- _WORK TO COMPLETE_:
Check every line of the material below for the string "自己的项目", and return the ones that have it.

- _RECORDS SUPPLIED_:
◇ ◇ ◇ ◇
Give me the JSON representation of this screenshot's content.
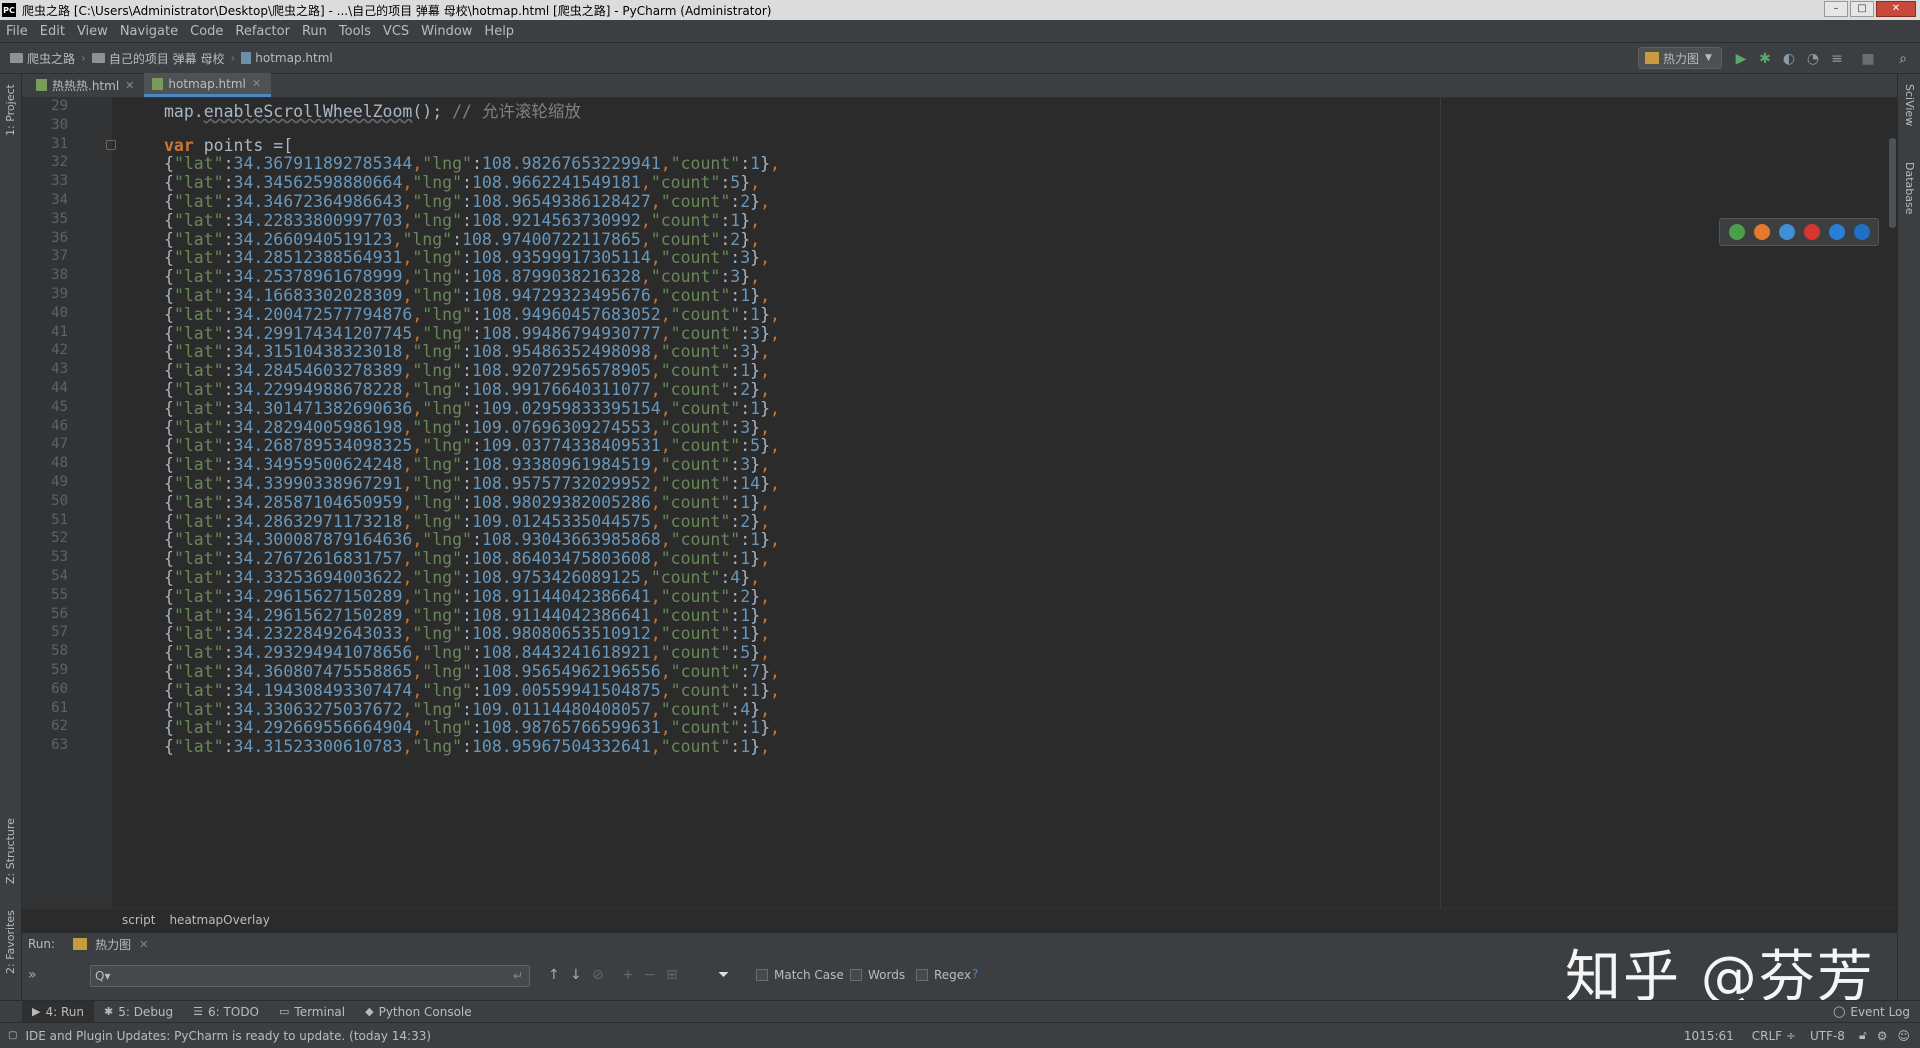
{
  "window": {
    "title": "爬虫之路 [C:\\Users\\Administrator\\Desktop\\爬虫之路] - ...\\自己的项目  弹幕  母校\\hotmap.html [爬虫之路] - PyCharm (Administrator)",
    "logo": "PC"
  },
  "menu": [
    "File",
    "Edit",
    "View",
    "Navigate",
    "Code",
    "Refactor",
    "Run",
    "Tools",
    "VCS",
    "Window",
    "Help"
  ],
  "navbar": {
    "crumbs": [
      "爬虫之路",
      "自己的项目  弹幕  母校",
      "hotmap.html"
    ],
    "run_config": "热力图"
  },
  "tabs": [
    {
      "label": "热热热.html",
      "active": false
    },
    {
      "label": "hotmap.html",
      "active": true
    }
  ],
  "left_strip": {
    "project": "1: Project",
    "structure": "Z: Structure",
    "favorites": "2: Favorites"
  },
  "right_strip": {
    "sciview": "SciView",
    "database": "Database"
  },
  "editor": {
    "line_29": "29",
    "code_29_pre": "map.",
    "code_29_fn": "enableScrollWheelZoom",
    "code_29_post": "();",
    "code_29_comment": "// 允许滚轮缩放",
    "line_30": "30",
    "line_31": "31",
    "code_31_kw": "var",
    "code_31_rest": " points =[",
    "points": [
      {
        "ln": "32",
        "lat": "34.367911892785344",
        "lng": "108.98267653229941",
        "count": "1"
      },
      {
        "ln": "33",
        "lat": "34.34562598880664",
        "lng": "108.9662241549181",
        "count": "5"
      },
      {
        "ln": "34",
        "lat": "34.34672364986643",
        "lng": "108.96549386128427",
        "count": "2"
      },
      {
        "ln": "35",
        "lat": "34.22833800997703",
        "lng": "108.9214563730992",
        "count": "1"
      },
      {
        "ln": "36",
        "lat": "34.2660940519123",
        "lng": "108.97400722117865",
        "count": "2"
      },
      {
        "ln": "37",
        "lat": "34.28512388564931",
        "lng": "108.93599917305114",
        "count": "3"
      },
      {
        "ln": "38",
        "lat": "34.25378961678999",
        "lng": "108.8799038216328",
        "count": "3"
      },
      {
        "ln": "39",
        "lat": "34.16683302028309",
        "lng": "108.94729323495676",
        "count": "1"
      },
      {
        "ln": "40",
        "lat": "34.200472577794876",
        "lng": "108.94960457683052",
        "count": "1"
      },
      {
        "ln": "41",
        "lat": "34.299174341207745",
        "lng": "108.99486794930777",
        "count": "3"
      },
      {
        "ln": "42",
        "lat": "34.31510438323018",
        "lng": "108.95486352498098",
        "count": "3"
      },
      {
        "ln": "43",
        "lat": "34.28454603278389",
        "lng": "108.92072956578905",
        "count": "1"
      },
      {
        "ln": "44",
        "lat": "34.22994988678228",
        "lng": "108.99176640311077",
        "count": "2"
      },
      {
        "ln": "45",
        "lat": "34.301471382690636",
        "lng": "109.02959833395154",
        "count": "1"
      },
      {
        "ln": "46",
        "lat": "34.28294005986198",
        "lng": "109.07696309274553",
        "count": "3"
      },
      {
        "ln": "47",
        "lat": "34.268789534098325",
        "lng": "109.03774338409531",
        "count": "5"
      },
      {
        "ln": "48",
        "lat": "34.34959500624248",
        "lng": "108.93380961984519",
        "count": "3"
      },
      {
        "ln": "49",
        "lat": "34.33990338967291",
        "lng": "108.95757732029952",
        "count": "14"
      },
      {
        "ln": "50",
        "lat": "34.28587104650959",
        "lng": "108.98029382005286",
        "count": "1"
      },
      {
        "ln": "51",
        "lat": "34.28632971173218",
        "lng": "109.01245335044575",
        "count": "2"
      },
      {
        "ln": "52",
        "lat": "34.300087879164636",
        "lng": "108.93043663985868",
        "count": "1"
      },
      {
        "ln": "53",
        "lat": "34.27672616831757",
        "lng": "108.86403475803608",
        "count": "1"
      },
      {
        "ln": "54",
        "lat": "34.33253694003622",
        "lng": "108.9753426089125",
        "count": "4"
      },
      {
        "ln": "55",
        "lat": "34.29615627150289",
        "lng": "108.91144042386641",
        "count": "2"
      },
      {
        "ln": "56",
        "lat": "34.29615627150289",
        "lng": "108.91144042386641",
        "count": "1"
      },
      {
        "ln": "57",
        "lat": "34.23228492643033",
        "lng": "108.98080653510912",
        "count": "1"
      },
      {
        "ln": "58",
        "lat": "34.293294941078656",
        "lng": "108.8443241618921",
        "count": "5"
      },
      {
        "ln": "59",
        "lat": "34.360807475558865",
        "lng": "108.95654962196556",
        "count": "7"
      },
      {
        "ln": "60",
        "lat": "34.194308493307474",
        "lng": "109.00559941504875",
        "count": "1"
      },
      {
        "ln": "61",
        "lat": "34.33063275037672",
        "lng": "109.01114480408057",
        "count": "4"
      },
      {
        "ln": "62",
        "lat": "34.292669556664904",
        "lng": "108.98765766599631",
        "count": "1"
      },
      {
        "ln": "63",
        "lat": "34.31523300610783",
        "lng": "108.95967504332641",
        "count": "1"
      }
    ]
  },
  "breadcrumb": [
    "script",
    "heatmapOverlay"
  ],
  "run_panel": {
    "label": "Run:",
    "config": "热力图",
    "search_placeholder": "Q▾",
    "match_case": "Match Case",
    "words": "Words",
    "regex": "Regex",
    "help": "?"
  },
  "tool_tabs": [
    {
      "label": "4: Run",
      "icon": "play-icon"
    },
    {
      "label": "5: Debug",
      "icon": "bug-icon"
    },
    {
      "label": "6: TODO",
      "icon": "list-icon"
    },
    {
      "label": "Terminal",
      "icon": "terminal-icon"
    },
    {
      "label": "Python Console",
      "icon": "python-icon"
    }
  ],
  "event_log": "Event Log",
  "status": {
    "message": "IDE and Plugin Updates: PyCharm is ready to update. (today 14:33)",
    "position": "1015:61",
    "line_sep": "CRLF ÷",
    "encoding": "UTF-8"
  },
  "watermark": "知乎 @芬芳",
  "colors": {
    "keyword": "#cc7832",
    "string": "#6a8759",
    "number": "#6897bb",
    "comment": "#808080",
    "background": "#2b2b2b"
  }
}
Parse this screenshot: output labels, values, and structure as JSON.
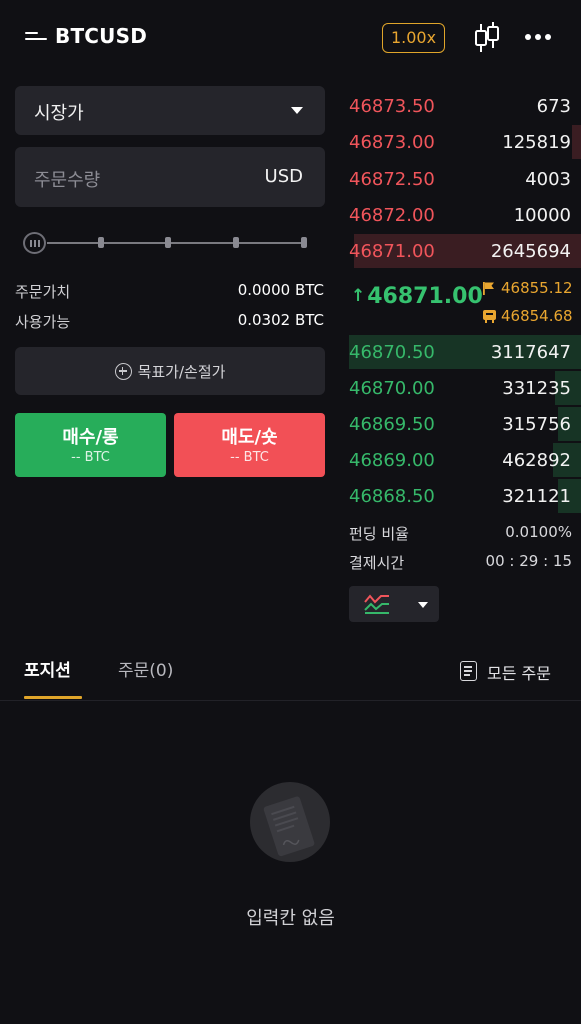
◇ ◇ ◇ ◇
- _SOLUTION FOR THIS EXERCISE_:
    "title": "爬虫之路 [C:\\Users\\Administrator\\Desktop\\爬虫之路] - ...\\自己的项目  弹幕  母校\\hotmap.html [爬虫之路] - PyCharm (Administrator)",
      "自己的项目  弹幕  母校",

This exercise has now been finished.